┏━━
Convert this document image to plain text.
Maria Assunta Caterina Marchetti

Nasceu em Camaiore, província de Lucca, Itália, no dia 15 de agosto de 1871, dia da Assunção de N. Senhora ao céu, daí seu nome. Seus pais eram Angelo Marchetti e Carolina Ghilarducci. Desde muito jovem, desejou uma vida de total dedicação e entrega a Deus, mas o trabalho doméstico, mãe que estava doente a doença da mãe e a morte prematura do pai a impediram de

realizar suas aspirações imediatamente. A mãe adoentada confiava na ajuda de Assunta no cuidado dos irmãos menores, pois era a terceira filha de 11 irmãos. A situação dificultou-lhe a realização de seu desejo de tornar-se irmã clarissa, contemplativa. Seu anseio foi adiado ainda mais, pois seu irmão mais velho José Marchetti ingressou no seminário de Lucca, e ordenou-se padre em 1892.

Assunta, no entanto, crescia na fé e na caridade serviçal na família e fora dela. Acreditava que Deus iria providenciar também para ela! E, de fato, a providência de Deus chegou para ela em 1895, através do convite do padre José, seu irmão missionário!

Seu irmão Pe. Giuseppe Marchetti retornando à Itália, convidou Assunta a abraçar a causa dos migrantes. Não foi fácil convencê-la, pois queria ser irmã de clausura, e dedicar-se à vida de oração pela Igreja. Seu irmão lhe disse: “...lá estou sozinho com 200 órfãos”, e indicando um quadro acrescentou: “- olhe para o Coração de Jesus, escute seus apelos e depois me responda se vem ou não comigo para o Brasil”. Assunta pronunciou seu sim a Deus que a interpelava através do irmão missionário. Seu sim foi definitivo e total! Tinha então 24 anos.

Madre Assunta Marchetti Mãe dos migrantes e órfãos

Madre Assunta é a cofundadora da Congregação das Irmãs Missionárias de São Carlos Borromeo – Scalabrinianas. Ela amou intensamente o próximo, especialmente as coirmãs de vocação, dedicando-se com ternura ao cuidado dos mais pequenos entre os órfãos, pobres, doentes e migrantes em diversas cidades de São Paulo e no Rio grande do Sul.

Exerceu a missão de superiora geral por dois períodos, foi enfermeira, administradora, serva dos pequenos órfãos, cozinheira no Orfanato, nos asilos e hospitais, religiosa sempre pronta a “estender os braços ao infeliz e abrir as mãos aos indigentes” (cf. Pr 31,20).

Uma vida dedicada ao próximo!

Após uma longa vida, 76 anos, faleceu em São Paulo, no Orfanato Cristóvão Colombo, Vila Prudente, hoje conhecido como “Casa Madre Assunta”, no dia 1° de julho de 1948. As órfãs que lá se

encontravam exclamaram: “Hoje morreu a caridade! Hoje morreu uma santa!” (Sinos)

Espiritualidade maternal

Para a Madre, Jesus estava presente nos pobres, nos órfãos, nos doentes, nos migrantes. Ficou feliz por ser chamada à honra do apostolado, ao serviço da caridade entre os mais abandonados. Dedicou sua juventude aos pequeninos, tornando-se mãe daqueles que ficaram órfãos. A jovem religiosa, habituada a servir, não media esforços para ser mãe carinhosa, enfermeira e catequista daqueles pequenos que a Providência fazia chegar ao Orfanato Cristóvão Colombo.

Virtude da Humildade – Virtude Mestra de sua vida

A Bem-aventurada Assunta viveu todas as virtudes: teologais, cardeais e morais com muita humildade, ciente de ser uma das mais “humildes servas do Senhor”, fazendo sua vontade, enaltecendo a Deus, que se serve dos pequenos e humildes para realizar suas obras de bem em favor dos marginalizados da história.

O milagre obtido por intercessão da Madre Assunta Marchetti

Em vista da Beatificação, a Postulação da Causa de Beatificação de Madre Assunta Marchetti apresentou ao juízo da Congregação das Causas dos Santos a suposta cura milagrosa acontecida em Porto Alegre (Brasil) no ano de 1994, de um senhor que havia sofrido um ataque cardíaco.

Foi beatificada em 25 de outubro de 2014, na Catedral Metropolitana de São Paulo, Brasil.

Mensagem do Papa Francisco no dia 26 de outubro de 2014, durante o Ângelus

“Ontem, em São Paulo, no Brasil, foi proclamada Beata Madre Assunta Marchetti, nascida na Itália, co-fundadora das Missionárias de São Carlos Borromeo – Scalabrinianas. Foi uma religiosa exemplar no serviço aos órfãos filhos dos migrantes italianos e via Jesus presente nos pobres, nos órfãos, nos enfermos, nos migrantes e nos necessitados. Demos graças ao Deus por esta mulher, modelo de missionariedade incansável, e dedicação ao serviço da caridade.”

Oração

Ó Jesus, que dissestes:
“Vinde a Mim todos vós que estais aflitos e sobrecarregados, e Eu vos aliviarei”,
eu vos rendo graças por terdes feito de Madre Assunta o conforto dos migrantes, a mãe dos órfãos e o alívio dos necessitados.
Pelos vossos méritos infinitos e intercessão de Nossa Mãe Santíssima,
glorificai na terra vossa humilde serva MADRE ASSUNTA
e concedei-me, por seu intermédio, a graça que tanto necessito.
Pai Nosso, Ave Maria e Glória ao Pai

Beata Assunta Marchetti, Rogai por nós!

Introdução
┗━━
#### [Exercise instructions]
Write each line above out exactly.

#### [Worked answer]
Convert this document image to plain text.
Maria Assunta Caterina Marchetti

Nasceu em Camaiore, província de Lucca, Itália, no dia 15 de agosto de 1871, dia da Assunção de N. Senhora ao céu, daí seu nome. Seus pais eram Angelo Marchetti e Carolina Ghilarducci. Desde muito jovem, desejou uma vida de total dedicação e entrega a Deus, mas o trabalho doméstico, mãe que estava doente a doença da mãe e a morte prematura do pai a impediram de

realizar suas aspirações imediatamente. A mãe adoentada confiava na ajuda de Assunta no cuidado dos irmãos menores, pois era a terceira filha de 11 irmãos. A situação dificultou-lhe a realização de seu desejo de tornar-se irmã clarissa, contemplativa. Seu anseio foi adiado ainda mais, pois seu irmão mais velho José Marchetti ingressou no seminário de Lucca, e ordenou-se padre em 1892.

Assunta, no entanto, crescia na fé e na caridade serviçal na família e fora dela. Acreditava que Deus iria providenciar também para ela! E, de fato, a providência de Deus chegou para ela em 1895, através do convite do padre José, seu irmão missionário!

Seu irmão Pe. Giuseppe Marchetti retornando à Itália, convidou Assunta a abraçar a causa dos migrantes. Não foi fácil convencê-la, pois queria ser irmã de clausura, e dedicar-se à vida de oração pela Igreja. Seu irmão lhe disse: “...lá estou sozinho com 200 órfãos”, e indicando um quadro acrescentou: “- olhe para o Coração de Jesus, escute seus apelos e depois me responda se vem ou não comigo para o Brasil”. Assunta pronunciou seu sim a Deus que a interpelava através do irmão missionário. Seu sim foi definitivo e total! Tinha então 24 anos.

Madre Assunta Marchetti Mãe dos migrantes e órfãos

Madre Assunta é a cofundadora da Congregação das Irmãs Missionárias de São Carlos Borromeo – Scalabrinianas. Ela amou intensamente o próximo, especialmente as coirmãs de vocação, dedicando-se com ternura ao cuidado dos mais pequenos entre os órfãos, pobres, doentes e migrantes em diversas cidades de São Paulo e no Rio grande do Sul.

Exerceu a missão de superiora geral por dois períodos, foi enfermeira, administradora, serva dos pequenos órfãos, cozinheira no Orfanato, nos asilos e hospitais, religiosa sempre pronta a “estender os braços ao infeliz e abrir as mãos aos indigentes” (cf. Pr 31,20).

Uma vida dedicada ao próximo!

Após uma longa vida, 76 anos, faleceu em São Paulo, no Orfanato Cristóvão Colombo, Vila Prudente, hoje conhecido como “Casa Madre Assunta”, no dia 1° de julho de 1948. As órfãs que lá se

encontravam exclamaram: “Hoje morreu a caridade! Hoje morreu uma santa!” (Sinos)

Espiritualidade maternal

Para a Madre, Jesus estava presente nos pobres, nos órfãos, nos doentes, nos migrantes. Ficou feliz por ser chamada à honra do apostolado, ao serviço da caridade entre os mais abandonados. Dedicou sua juventude aos pequeninos, tornando-se mãe daqueles que ficaram órfãos. A jovem religiosa, habituada a servir, não media esforços para ser mãe carinhosa, enfermeira e catequista daqueles pequenos que a Providência fazia chegar ao Orfanato Cristóvão Colombo.

Virtude da Humildade – Virtude Mestra de sua vida

A Bem-aventurada Assunta viveu todas as virtudes: teologais, cardeais e morais com muita humildade, ciente de ser uma das mais “humildes servas do Senhor”, fazendo sua vontade, enaltecendo a Deus, que se serve dos pequenos e humildes para realizar suas obras de bem em favor dos marginalizados da história.

O milagre obtido por intercessão da Madre Assunta Marchetti

Em vista da Beatificação, a Postulação da Causa de Beatificação de Madre Assunta Marchetti apresentou ao juízo da Congregação das Causas dos Santos a suposta cura milagrosa acontecida em Porto Alegre (Brasil) no ano de 1994, de um senhor que havia sofrido um ataque cardíaco.

Foi beatificada em 25 de outubro de 2014, na Catedral Metropolitana de São Paulo, Brasil.

Mensagem do Papa Francisco no dia 26 de outubro de 2014, durante o Ângelus

“Ontem, em São Paulo, no Brasil, foi proclamada Beata Madre Assunta Marchetti, nascida na Itália, co-fundadora das Missionárias de São Carlos Borromeo – Scalabrinianas. Foi uma religiosa exemplar no serviço aos órfãos filhos dos migrantes italianos e via Jesus presente nos pobres, nos órfãos, nos enfermos, nos migrantes e nos necessitados. Demos graças ao Deus por esta mulher, modelo de missionariedade incansável, e dedicação ao serviço da caridade.”

Oração

Ó Jesus, que dissestes:
“Vinde a Mim todos vós que estais aflitos e sobrecarregados, e Eu vos aliviarei”,
eu vos rendo graças por terdes feito de Madre Assunta o conforto dos migrantes, a mãe dos órfãos e o alívio dos necessitados.
Pelos vossos méritos infinitos e intercessão de Nossa Mãe Santíssima,
glorificai na terra vossa humilde serva MADRE ASSUNTA
e concedei-me, por seu intermédio, a graça que tanto necessito.
Pai Nosso, Ave Maria e Glória ao Pai

Beata Assunta Marchetti, Rogai por nós!

Introdução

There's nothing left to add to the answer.